/---
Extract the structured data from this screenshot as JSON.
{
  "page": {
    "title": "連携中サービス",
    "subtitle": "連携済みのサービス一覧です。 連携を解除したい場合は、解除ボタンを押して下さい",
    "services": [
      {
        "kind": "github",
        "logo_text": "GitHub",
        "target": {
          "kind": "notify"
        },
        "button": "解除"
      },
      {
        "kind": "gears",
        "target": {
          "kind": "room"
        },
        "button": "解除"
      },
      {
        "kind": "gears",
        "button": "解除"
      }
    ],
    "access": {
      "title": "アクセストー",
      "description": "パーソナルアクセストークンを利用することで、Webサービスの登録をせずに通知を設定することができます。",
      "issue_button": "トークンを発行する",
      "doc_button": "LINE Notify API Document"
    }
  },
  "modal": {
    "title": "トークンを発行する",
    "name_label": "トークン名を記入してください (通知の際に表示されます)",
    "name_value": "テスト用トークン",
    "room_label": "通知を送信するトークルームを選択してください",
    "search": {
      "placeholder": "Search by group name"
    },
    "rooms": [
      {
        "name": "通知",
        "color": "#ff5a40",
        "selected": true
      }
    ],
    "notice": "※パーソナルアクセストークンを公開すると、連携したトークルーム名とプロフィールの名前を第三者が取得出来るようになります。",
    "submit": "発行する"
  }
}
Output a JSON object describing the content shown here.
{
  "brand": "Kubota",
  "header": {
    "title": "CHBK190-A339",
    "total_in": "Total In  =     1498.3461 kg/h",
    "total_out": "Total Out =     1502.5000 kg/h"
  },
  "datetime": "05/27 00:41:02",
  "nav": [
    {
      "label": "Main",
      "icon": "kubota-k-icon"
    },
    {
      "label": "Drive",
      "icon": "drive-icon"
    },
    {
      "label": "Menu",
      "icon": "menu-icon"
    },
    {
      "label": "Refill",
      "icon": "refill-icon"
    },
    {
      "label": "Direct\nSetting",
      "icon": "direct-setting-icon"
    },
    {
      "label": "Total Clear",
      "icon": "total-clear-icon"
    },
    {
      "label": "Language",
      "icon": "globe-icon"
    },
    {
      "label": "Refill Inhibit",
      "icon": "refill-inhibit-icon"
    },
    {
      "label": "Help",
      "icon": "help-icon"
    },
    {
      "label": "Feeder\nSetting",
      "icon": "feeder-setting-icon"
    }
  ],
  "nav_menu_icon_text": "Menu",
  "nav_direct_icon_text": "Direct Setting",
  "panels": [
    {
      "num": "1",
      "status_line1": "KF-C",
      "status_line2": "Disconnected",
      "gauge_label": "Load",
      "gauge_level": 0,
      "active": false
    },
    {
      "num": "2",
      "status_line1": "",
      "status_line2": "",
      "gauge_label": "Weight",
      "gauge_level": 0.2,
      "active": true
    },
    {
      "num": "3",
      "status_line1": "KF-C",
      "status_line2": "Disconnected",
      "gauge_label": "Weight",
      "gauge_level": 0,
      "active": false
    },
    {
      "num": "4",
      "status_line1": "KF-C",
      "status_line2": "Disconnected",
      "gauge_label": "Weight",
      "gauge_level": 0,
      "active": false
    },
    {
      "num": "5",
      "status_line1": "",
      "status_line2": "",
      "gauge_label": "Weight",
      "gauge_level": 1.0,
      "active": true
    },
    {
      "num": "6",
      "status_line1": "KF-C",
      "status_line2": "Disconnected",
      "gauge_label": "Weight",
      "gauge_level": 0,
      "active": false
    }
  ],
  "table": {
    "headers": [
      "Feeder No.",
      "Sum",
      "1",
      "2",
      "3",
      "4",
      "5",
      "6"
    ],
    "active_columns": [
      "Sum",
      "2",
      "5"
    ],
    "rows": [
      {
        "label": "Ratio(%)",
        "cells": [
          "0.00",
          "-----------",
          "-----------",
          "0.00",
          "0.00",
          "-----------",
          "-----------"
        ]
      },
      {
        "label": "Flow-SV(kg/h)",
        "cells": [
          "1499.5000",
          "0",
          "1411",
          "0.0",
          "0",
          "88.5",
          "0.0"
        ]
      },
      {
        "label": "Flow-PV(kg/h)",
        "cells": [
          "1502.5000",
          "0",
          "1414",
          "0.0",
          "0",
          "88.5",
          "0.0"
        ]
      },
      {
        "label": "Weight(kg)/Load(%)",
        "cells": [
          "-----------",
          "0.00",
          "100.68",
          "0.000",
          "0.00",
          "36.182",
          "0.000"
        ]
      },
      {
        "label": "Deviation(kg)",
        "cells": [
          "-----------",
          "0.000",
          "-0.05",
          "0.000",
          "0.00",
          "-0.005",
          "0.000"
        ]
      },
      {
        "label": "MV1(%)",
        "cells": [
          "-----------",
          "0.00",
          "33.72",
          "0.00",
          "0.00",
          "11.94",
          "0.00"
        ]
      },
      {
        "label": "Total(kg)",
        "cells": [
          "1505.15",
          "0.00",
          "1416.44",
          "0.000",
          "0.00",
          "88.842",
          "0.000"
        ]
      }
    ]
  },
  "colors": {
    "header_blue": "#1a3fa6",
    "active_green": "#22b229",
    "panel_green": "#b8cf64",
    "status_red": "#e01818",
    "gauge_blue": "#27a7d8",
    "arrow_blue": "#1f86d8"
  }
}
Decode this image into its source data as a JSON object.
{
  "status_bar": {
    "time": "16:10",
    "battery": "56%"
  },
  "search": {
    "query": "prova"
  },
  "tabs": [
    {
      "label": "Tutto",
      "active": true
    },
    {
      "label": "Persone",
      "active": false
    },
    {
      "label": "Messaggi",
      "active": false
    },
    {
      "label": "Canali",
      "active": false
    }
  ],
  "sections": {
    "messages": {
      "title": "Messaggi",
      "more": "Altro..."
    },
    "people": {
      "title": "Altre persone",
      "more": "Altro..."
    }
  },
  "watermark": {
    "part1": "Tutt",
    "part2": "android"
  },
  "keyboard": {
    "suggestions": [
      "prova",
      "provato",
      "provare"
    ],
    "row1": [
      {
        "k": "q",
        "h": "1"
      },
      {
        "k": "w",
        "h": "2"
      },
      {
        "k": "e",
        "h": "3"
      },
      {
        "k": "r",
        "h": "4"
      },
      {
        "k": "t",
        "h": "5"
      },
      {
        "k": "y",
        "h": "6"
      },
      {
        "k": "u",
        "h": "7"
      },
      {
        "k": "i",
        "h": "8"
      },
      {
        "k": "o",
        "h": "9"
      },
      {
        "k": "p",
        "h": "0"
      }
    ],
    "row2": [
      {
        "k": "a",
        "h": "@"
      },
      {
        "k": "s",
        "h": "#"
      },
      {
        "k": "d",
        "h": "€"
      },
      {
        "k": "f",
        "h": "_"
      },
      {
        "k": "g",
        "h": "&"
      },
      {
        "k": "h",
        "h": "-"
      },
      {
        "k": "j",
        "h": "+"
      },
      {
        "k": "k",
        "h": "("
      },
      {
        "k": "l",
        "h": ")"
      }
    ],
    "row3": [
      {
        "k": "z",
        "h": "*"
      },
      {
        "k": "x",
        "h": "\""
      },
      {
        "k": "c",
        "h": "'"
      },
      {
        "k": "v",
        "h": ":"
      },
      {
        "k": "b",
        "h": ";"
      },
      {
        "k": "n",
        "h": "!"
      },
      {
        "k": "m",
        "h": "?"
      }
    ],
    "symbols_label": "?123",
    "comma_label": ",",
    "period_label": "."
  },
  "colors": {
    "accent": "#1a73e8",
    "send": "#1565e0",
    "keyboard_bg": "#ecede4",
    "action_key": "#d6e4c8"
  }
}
\---
WORK TO DO -
Transcribe each entry precisely, missing none.

WORKED ANSWER -
Extract the structured data from this screenshot as JSON.
{
  "page": {
    "title": "連携中サービス",
    "subtitle": "連携済みのサービス一覧です。 連携を解除したい場合は、解除ボタンを押して下さい",
    "services": [
      {
        "kind": "github",
        "logo_text": "GitHub",
        "target": {
          "kind": "notify"
        },
        "button": "解除"
      },
      {
        "kind": "gears",
        "target": {
          "kind": "room"
        },
        "button": "解除"
      },
      {
        "kind": "gears",
        "button": "解除"
      }
    ],
    "access": {
      "title": "アクセストー",
      "description": "パーソナルアクセストークンを利用することで、Webサービスの登録をせずに通知を設定することができます。",
      "issue_button": "トークンを発行する",
      "doc_button": "LINE Notify API Document"
    }
  },
  "modal": {
    "title": "トークンを発行する",
    "name_label": "トークン名を記入してください (通知の際に表示されます)",
    "name_value": "テスト用トークン",
    "room_label": "通知を送信するトークルームを選択してください",
    "search": {
      "placeholder": "Search by group name"
    },
    "rooms": [
      {
        "name": "通知",
        "color": "#ff5a40",
        "selected": true
      }
    ],
    "notice": "※パーソナルアクセストークンを公開すると、連携したトークルーム名とプロフィールの名前を第三者が取得出来るようになります。",
    "submit": "発行する"
  }
}
Output a JSON object describing the content shown here.
{
  "brand": "Kubota",
  "header": {
    "title": "CHBK190-A339",
    "total_in": "Total In  =     1498.3461 kg/h",
    "total_out": "Total Out =     1502.5000 kg/h"
  },
  "datetime": "05/27 00:41:02",
  "nav": [
    {
      "label": "Main",
      "icon": "kubota-k-icon"
    },
    {
      "label": "Drive",
      "icon": "drive-icon"
    },
    {
      "label": "Menu",
      "icon": "menu-icon"
    },
    {
      "label": "Refill",
      "icon": "refill-icon"
    },
    {
      "label": "Direct\nSetting",
      "icon": "direct-setting-icon"
    },
    {
      "label": "Total Clear",
      "icon": "total-clear-icon"
    },
    {
      "label": "Language",
      "icon": "globe-icon"
    },
    {
      "label": "Refill Inhibit",
      "icon": "refill-inhibit-icon"
    },
    {
      "label": "Help",
      "icon": "help-icon"
    },
    {
      "label": "Feeder\nSetting",
      "icon": "feeder-setting-icon"
    }
  ],
  "nav_menu_icon_text": "Menu",
  "nav_direct_icon_text": "Direct Setting",
  "panels": [
    {
      "num": "1",
      "status_line1": "KF-C",
      "status_line2": "Disconnected",
      "gauge_label": "Load",
      "gauge_level": 0,
      "active": false
    },
    {
      "num": "2",
      "status_line1": "",
      "status_line2": "",
      "gauge_label": "Weight",
      "gauge_level": 0.2,
      "active": true
    },
    {
      "num": "3",
      "status_line1": "KF-C",
      "status_line2": "Disconnected",
      "gauge_label": "Weight",
      "gauge_level": 0,
      "active": false
    },
    {
      "num": "4",
      "status_line1": "KF-C",
      "status_line2": "Disconnected",
      "gauge_label": "Weight",
      "gauge_level": 0,
      "active": false
    },
    {
      "num": "5",
      "status_line1": "",
      "status_line2": "",
      "gauge_label": "Weight",
      "gauge_level": 1.0,
      "active": true
    },
    {
      "num": "6",
      "status_line1": "KF-C",
      "status_line2": "Disconnected",
      "gauge_label": "Weight",
      "gauge_level": 0,
      "active": false
    }
  ],
  "table": {
    "headers": [
      "Feeder No.",
      "Sum",
      "1",
      "2",
      "3",
      "4",
      "5",
      "6"
    ],
    "active_columns": [
      "Sum",
      "2",
      "5"
    ],
    "rows": [
      {
        "label": "Ratio(%)",
        "cells": [
          "0.00",
          "-----------",
          "-----------",
          "0.00",
          "0.00",
          "-----------",
          "-----------"
        ]
      },
      {
        "label": "Flow-SV(kg/h)",
        "cells": [
          "1499.5000",
          "0",
          "1411",
          "0.0",
          "0",
          "88.5",
          "0.0"
        ]
      },
      {
        "label": "Flow-PV(kg/h)",
        "cells": [
          "1502.5000",
          "0",
          "1414",
          "0.0",
          "0",
          "88.5",
          "0.0"
        ]
      },
      {
        "label": "Weight(kg)/Load(%)",
        "cells": [
          "-----------",
          "0.00",
          "100.68",
          "0.000",
          "0.00",
          "36.182",
          "0.000"
        ]
      },
      {
        "label": "Deviation(kg)",
        "cells": [
          "-----------",
          "0.000",
          "-0.05",
          "0.000",
          "0.00",
          "-0.005",
          "0.000"
        ]
      },
      {
        "label": "MV1(%)",
        "cells": [
          "-----------",
          "0.00",
          "33.72",
          "0.00",
          "0.00",
          "11.94",
          "0.00"
        ]
      },
      {
        "label": "Total(kg)",
        "cells": [
          "1505.15",
          "0.00",
          "1416.44",
          "0.000",
          "0.00",
          "88.842",
          "0.000"
        ]
      }
    ]
  },
  "colors": {
    "header_blue": "#1a3fa6",
    "active_green": "#22b229",
    "panel_green": "#b8cf64",
    "status_red": "#e01818",
    "gauge_blue": "#27a7d8",
    "arrow_blue": "#1f86d8"
  }
}
Decode this image into its source data as a JSON object.
{
  "status_bar": {
    "time": "16:10",
    "battery": "56%"
  },
  "search": {
    "query": "prova"
  },
  "tabs": [
    {
      "label": "Tutto",
      "active": true
    },
    {
      "label": "Persone",
      "active": false
    },
    {
      "label": "Messaggi",
      "active": false
    },
    {
      "label": "Canali",
      "active": false
    }
  ],
  "sections": {
    "messages": {
      "title": "Messaggi",
      "more": "Altro..."
    },
    "people": {
      "title": "Altre persone",
      "more": "Altro..."
    }
  },
  "watermark": {
    "part1": "Tutt",
    "part2": "android"
  },
  "keyboard": {
    "suggestions": [
      "prova",
      "provato",
      "provare"
    ],
    "row1": [
      {
        "k": "q",
        "h": "1"
      },
      {
        "k": "w",
        "h": "2"
      },
      {
        "k": "e",
        "h": "3"
      },
      {
        "k": "r",
        "h": "4"
      },
      {
        "k": "t",
        "h": "5"
      },
      {
        "k": "y",
        "h": "6"
      },
      {
        "k": "u",
        "h": "7"
      },
      {
        "k": "i",
        "h": "8"
      },
      {
        "k": "o",
        "h": "9"
      },
      {
        "k": "p",
        "h": "0"
      }
    ],
    "row2": [
      {
        "k": "a",
        "h": "@"
      },
      {
        "k": "s",
        "h": "#"
      },
      {
        "k": "d",
        "h": "€"
      },
      {
        "k": "f",
        "h": "_"
      },
      {
        "k": "g",
        "h": "&"
      },
      {
        "k": "h",
        "h": "-"
      },
      {
        "k": "j",
        "h": "+"
      },
      {
        "k": "k",
        "h": "("
      },
      {
        "k": "l",
        "h": ")"
      }
    ],
    "row3": [
      {
        "k": "z",
        "h": "*"
      },
      {
        "k": "x",
        "h": "\""
      },
      {
        "k": "c",
        "h": "'"
      },
      {
        "k": "v",
        "h": ":"
      },
      {
        "k": "b",
        "h": ";"
      },
      {
        "k": "n",
        "h": "!"
      },
      {
        "k": "m",
        "h": "?"
      }
    ],
    "symbols_label": "?123",
    "comma_label": ",",
    "period_label": "."
  },
  "colors": {
    "accent": "#1a73e8",
    "send": "#1565e0",
    "keyboard_bg": "#ecede4",
    "action_key": "#d6e4c8"
  }
}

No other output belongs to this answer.